- _Records shown_
start

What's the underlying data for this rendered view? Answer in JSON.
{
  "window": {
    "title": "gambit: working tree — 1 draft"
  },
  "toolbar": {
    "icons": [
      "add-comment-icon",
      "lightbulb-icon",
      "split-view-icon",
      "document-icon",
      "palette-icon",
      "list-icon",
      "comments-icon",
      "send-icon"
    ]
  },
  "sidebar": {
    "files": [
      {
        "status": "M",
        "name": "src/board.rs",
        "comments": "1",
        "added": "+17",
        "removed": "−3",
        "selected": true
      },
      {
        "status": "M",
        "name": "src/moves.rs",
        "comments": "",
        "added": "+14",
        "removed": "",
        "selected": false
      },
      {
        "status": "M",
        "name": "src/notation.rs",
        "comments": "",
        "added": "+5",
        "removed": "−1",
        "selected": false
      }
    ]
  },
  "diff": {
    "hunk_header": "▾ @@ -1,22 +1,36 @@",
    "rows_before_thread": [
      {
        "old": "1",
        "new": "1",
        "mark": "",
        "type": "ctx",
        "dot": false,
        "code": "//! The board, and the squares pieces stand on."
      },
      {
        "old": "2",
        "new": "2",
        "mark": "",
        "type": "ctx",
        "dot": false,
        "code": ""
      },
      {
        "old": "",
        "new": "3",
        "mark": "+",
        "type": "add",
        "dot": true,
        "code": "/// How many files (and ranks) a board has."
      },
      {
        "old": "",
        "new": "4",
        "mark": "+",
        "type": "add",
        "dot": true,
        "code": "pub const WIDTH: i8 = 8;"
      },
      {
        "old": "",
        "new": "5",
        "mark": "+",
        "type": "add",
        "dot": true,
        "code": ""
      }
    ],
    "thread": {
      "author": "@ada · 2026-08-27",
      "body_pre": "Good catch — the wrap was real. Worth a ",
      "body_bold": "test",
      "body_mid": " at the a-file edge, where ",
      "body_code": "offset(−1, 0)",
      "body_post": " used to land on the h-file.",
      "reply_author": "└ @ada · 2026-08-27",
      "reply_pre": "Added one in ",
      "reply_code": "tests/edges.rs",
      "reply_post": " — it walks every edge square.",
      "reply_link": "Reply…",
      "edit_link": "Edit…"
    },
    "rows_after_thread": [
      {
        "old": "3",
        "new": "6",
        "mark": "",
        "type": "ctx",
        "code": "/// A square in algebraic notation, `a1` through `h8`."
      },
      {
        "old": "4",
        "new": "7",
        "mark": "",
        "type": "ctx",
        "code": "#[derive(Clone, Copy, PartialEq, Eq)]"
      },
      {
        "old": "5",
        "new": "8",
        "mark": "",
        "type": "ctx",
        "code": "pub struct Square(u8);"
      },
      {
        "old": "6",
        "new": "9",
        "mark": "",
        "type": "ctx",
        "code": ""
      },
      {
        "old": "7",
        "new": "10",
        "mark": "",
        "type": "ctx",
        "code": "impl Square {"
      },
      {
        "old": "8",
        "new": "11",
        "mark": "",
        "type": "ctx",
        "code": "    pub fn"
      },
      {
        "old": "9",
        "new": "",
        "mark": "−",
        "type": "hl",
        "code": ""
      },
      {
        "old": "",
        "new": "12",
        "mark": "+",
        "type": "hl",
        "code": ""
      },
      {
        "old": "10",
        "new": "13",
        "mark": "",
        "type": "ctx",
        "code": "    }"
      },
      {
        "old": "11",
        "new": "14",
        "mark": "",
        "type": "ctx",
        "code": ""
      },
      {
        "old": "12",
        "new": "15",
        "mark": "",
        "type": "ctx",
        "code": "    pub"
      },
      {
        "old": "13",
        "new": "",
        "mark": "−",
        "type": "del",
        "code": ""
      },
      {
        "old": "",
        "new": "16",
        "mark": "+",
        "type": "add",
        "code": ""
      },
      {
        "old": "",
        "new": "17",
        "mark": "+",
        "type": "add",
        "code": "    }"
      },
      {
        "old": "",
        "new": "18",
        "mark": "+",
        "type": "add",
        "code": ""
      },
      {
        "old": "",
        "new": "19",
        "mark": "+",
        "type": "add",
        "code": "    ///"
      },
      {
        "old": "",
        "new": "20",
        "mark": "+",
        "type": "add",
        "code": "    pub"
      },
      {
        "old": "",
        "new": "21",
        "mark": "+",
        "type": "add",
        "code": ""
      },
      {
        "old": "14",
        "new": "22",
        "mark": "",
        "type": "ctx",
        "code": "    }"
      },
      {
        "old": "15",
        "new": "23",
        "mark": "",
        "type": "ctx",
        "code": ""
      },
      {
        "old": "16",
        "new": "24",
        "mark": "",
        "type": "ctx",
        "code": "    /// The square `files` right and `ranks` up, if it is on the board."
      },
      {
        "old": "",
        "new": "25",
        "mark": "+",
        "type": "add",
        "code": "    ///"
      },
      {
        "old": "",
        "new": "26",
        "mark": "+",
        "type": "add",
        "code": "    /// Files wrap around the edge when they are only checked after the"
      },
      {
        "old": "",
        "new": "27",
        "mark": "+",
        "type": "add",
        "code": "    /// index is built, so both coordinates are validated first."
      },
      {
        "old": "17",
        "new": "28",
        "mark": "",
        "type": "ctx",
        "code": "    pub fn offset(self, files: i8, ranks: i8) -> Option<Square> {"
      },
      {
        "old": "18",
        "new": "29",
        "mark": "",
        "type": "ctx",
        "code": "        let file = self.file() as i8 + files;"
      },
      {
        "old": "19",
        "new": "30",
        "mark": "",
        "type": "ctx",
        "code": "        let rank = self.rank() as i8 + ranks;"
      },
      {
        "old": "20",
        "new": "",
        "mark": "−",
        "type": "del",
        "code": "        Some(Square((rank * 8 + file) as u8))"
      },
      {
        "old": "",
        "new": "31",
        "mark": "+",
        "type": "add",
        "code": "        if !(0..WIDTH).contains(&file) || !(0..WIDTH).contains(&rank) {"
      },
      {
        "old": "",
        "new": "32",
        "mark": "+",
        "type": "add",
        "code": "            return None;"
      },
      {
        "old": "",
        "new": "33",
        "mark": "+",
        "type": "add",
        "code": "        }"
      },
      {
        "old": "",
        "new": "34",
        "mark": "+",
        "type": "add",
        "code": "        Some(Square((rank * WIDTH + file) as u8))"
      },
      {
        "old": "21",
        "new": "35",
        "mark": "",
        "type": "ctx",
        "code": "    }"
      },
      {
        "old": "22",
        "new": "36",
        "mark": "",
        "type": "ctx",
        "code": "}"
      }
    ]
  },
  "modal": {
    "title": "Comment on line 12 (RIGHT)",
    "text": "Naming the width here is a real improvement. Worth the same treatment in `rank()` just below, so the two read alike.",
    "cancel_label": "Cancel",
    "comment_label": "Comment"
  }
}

end

- _Task to complete_
Return every line holding the word "name" from the records.

- _Full solution_
        "name": "src/board.rs",
        "name": "src/moves.rs",
        "name": "src/notation.rs",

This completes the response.